■ MATERIAL FOR THE TASK ■
★ ★ ★ ★
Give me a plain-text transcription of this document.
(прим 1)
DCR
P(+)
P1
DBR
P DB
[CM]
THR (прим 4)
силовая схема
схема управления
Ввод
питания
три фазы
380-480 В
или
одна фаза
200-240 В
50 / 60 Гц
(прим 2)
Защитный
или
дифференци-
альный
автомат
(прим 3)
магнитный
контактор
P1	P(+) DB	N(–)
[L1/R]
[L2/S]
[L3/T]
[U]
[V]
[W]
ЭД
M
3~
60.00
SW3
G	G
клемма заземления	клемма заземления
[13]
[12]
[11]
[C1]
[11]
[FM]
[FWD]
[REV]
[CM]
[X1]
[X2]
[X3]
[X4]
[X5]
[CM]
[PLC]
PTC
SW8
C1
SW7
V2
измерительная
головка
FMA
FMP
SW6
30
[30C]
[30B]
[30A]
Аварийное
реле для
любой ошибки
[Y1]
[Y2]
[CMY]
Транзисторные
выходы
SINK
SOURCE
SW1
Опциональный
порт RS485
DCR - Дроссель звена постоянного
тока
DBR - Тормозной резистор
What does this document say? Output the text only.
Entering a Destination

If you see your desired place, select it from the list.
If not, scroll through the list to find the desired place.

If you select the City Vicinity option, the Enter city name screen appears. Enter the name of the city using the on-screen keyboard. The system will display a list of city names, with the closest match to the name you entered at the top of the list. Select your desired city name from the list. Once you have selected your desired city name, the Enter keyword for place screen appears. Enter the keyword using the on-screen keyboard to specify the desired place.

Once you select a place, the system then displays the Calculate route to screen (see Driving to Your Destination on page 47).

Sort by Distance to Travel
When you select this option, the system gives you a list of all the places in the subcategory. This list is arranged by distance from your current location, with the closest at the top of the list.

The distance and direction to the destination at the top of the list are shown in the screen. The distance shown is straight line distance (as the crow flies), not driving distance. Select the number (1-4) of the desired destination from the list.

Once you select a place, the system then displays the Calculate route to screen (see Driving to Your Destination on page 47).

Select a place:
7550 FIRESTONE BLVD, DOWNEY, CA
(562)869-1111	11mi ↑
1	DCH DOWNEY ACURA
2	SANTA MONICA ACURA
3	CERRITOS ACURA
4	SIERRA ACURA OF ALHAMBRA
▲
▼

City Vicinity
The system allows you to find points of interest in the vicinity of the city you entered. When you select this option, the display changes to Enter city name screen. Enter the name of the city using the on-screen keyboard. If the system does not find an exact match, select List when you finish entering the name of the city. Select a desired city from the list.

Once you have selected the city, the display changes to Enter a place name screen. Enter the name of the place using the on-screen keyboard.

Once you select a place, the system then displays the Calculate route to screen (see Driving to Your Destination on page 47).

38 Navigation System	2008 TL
★ ★ ★ ★
■ AIM OF THE TASK ■
Count the lines in the records above that contain the word "text", and give only that number.

■ SOLUTION BELOW ■
2